- **Your task**: Search the records for the word "бюджета" and pick out every line that has it.

═══

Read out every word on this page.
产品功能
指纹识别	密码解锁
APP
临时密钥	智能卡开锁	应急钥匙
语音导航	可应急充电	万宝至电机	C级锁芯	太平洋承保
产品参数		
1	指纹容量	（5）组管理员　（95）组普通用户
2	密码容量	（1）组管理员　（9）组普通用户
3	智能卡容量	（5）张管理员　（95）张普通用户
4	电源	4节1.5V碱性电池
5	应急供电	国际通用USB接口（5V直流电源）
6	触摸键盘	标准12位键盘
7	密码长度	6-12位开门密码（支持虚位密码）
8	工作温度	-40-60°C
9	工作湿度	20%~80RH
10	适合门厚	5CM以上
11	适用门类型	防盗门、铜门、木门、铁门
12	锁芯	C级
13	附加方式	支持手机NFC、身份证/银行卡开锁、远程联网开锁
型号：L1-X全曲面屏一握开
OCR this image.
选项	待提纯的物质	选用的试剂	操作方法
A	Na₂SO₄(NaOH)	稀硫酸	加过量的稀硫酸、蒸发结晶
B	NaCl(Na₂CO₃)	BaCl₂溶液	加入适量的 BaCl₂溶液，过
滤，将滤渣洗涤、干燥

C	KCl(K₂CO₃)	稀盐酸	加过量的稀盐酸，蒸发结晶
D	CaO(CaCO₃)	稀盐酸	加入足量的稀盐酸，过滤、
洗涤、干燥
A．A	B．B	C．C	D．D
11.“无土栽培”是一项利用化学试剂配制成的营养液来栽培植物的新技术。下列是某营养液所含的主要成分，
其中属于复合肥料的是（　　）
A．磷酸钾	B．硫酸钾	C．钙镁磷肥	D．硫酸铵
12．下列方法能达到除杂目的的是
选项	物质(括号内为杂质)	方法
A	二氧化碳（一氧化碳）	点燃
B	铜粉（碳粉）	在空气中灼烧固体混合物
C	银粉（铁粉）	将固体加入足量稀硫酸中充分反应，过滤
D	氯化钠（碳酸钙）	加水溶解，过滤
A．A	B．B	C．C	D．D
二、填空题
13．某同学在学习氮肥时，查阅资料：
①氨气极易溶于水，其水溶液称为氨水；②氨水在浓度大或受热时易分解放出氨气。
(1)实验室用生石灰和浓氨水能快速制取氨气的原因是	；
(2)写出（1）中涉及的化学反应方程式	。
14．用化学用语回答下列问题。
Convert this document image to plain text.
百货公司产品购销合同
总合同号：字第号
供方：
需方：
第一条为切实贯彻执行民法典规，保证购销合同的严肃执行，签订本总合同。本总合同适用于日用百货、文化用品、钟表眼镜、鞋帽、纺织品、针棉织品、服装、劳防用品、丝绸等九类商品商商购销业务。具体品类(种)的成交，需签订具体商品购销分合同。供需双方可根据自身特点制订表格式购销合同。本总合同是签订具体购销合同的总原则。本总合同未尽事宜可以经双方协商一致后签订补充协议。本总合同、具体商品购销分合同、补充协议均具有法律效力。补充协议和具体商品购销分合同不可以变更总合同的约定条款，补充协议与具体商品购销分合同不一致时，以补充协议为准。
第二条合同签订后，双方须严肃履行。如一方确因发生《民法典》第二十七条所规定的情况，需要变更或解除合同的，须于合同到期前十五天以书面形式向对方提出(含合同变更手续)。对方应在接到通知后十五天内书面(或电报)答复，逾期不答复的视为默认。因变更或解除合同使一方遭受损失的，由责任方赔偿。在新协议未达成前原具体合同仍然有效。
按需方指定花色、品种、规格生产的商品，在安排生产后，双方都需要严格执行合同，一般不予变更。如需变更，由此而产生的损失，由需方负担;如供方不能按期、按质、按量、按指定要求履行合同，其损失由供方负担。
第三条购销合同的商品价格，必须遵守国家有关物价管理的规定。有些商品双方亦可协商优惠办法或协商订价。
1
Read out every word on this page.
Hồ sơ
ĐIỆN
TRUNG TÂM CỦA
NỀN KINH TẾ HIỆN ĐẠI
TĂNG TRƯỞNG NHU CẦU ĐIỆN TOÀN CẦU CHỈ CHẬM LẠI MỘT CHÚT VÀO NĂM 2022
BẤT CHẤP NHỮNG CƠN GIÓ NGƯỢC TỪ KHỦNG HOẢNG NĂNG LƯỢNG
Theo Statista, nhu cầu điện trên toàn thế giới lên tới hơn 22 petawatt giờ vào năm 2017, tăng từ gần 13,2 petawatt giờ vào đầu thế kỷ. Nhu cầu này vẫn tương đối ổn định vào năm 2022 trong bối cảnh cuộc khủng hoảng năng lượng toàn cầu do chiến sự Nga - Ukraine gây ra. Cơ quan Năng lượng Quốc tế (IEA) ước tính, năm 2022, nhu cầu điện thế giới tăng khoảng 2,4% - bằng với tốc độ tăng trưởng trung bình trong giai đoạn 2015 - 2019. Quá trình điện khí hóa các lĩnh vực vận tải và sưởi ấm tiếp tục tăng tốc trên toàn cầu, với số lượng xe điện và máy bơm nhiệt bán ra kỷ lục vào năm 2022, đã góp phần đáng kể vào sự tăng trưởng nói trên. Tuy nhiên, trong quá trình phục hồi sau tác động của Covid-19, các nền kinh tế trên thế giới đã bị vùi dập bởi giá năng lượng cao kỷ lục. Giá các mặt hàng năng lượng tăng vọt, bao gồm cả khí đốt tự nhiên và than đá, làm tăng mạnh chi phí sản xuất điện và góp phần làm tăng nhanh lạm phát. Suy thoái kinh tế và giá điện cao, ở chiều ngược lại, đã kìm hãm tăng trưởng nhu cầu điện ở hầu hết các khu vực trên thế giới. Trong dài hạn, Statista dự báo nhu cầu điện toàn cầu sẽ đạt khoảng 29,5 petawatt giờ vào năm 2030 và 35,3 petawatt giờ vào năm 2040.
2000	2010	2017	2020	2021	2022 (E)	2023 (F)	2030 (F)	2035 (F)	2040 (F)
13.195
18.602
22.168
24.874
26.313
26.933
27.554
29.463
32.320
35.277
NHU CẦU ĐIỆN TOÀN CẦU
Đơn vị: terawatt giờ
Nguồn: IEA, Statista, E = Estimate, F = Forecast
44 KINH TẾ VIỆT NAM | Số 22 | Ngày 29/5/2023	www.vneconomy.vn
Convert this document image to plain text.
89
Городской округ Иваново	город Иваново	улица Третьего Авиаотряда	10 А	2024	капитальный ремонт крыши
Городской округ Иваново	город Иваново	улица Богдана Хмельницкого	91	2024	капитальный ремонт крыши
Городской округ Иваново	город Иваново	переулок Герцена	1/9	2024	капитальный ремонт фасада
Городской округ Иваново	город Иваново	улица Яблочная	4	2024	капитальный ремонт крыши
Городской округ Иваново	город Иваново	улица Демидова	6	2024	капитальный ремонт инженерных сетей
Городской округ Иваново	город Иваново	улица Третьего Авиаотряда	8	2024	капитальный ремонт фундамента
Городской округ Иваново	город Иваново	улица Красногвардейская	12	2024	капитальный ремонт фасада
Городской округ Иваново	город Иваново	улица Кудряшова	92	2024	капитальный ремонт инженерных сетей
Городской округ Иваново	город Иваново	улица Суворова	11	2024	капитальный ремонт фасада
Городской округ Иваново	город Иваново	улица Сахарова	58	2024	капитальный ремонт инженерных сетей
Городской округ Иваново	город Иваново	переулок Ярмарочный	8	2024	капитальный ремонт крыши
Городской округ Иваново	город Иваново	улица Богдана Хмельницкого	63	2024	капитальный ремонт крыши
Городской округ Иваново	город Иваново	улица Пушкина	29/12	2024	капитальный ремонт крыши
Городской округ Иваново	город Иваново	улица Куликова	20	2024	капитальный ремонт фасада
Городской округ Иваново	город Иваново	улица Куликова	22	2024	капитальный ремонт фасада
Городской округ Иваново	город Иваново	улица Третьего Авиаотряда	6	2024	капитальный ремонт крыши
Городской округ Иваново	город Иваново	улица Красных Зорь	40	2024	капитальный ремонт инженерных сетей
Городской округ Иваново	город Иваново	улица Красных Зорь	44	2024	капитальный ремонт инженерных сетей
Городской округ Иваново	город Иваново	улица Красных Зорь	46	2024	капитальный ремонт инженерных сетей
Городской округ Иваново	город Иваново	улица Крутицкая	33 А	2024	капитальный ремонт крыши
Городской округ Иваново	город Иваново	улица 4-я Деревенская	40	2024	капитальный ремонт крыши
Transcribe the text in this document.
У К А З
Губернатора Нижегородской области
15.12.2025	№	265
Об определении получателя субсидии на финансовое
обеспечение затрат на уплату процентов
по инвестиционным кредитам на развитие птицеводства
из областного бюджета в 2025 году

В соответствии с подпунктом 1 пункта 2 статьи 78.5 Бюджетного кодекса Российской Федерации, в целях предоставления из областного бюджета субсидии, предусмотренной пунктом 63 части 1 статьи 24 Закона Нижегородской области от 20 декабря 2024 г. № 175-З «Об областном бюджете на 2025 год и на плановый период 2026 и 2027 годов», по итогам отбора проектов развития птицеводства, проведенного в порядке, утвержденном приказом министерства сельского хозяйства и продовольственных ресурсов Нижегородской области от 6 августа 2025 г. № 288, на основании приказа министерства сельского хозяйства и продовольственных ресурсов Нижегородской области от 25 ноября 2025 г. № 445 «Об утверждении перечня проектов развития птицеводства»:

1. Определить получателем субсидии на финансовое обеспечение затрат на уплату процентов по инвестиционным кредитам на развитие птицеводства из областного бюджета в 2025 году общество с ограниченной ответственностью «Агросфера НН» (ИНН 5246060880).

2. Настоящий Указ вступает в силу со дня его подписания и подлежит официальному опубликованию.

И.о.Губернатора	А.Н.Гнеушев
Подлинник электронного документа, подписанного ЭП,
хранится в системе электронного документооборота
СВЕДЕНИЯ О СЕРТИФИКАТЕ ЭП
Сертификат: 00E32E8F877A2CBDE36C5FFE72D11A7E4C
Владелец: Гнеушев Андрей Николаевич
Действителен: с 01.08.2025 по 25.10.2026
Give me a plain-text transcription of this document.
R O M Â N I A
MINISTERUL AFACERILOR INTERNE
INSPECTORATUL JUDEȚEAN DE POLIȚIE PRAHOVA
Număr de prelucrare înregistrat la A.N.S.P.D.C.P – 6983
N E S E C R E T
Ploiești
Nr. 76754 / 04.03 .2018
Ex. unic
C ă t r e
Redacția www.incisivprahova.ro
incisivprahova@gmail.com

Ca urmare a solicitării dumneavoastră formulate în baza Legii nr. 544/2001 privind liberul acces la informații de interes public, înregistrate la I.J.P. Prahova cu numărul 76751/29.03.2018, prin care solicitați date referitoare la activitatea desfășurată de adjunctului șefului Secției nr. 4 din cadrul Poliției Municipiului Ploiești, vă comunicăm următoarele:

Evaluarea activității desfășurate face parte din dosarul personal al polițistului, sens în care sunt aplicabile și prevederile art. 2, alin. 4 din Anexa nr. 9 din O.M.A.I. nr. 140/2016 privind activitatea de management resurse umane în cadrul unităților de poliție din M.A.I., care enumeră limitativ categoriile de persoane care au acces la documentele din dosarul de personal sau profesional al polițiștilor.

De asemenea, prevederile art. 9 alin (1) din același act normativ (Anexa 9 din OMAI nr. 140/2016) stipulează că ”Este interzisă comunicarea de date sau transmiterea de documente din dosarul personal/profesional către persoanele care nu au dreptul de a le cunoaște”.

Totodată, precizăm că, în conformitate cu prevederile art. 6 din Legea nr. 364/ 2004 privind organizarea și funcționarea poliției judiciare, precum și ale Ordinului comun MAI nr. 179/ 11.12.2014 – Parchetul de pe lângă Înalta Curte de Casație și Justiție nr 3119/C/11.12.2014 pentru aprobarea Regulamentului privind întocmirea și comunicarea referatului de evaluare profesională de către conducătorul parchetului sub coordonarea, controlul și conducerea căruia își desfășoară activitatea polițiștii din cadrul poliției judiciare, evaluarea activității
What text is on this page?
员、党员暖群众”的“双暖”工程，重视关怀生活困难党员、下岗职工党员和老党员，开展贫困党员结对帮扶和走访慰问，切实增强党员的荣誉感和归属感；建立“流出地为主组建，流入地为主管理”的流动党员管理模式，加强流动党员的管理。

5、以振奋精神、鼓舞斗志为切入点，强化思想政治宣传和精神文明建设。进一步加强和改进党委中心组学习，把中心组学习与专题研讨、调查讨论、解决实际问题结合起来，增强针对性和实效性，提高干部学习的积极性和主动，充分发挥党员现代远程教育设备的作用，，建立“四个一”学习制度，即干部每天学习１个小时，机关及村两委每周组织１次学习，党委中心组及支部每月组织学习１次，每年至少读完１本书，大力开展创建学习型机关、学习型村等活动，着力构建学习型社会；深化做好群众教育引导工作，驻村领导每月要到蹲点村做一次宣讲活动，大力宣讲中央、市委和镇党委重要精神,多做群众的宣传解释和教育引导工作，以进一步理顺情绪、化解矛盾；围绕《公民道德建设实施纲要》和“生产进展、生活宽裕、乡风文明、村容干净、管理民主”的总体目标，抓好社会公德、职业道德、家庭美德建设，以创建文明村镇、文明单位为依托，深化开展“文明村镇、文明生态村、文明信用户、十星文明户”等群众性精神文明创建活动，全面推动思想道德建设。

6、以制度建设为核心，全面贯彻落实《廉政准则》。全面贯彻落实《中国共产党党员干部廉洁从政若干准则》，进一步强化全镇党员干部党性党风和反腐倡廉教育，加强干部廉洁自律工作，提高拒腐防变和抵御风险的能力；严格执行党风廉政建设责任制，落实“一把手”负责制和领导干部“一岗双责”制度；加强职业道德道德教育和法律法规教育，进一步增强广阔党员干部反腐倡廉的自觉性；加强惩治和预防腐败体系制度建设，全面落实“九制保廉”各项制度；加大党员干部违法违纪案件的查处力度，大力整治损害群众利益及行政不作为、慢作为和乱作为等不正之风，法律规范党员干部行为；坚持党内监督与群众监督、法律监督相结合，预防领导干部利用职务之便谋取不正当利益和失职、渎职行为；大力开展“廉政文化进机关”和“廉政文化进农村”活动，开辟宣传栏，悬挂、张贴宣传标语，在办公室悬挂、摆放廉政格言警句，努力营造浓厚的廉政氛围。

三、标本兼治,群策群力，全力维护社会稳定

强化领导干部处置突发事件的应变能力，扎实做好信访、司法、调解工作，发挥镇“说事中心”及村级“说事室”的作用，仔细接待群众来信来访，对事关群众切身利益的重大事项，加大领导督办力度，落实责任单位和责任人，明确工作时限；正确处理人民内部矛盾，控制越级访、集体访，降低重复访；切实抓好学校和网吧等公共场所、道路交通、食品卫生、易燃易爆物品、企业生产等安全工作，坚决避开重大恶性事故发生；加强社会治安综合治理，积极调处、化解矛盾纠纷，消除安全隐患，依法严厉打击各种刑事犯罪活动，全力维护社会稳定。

═══

- **Exercise solution**:
из областного бюджета в 2025 году
В соответствии с подпунктом 1 пункта 2 статьи 78.5 Бюджетного кодекса Российской Федерации, в целях предоставления из областного бюджета субсидии, предусмотренной пунктом 63 части 1 статьи 24 Закона Нижегородской области от 20 декабря 2024 г. № 175-З «Об областном бюджете на 2025 год и на плановый период 2026 и 2027 годов», по итогам отбора проектов развития птицеводства, проведенного в порядке, утвержденном приказом министерства сельского хозяйства и продовольственных ресурсов Нижегородской области от 6 августа 2025 г. № 288, на основании приказа министерства сельского хозяйства и продовольственных ресурсов Нижегородской области от 25 ноября 2025 г. № 445 «Об утверждении перечня проектов развития птицеводства»:
1. Определить получателем субсидии на финансовое обеспечение затрат на уплату процентов по инвестиционным кредитам на развитие птицеводства из областного бюджета в 2025 году общество с ограниченной ответственностью «Агросфера НН» (ИНН 5246060880).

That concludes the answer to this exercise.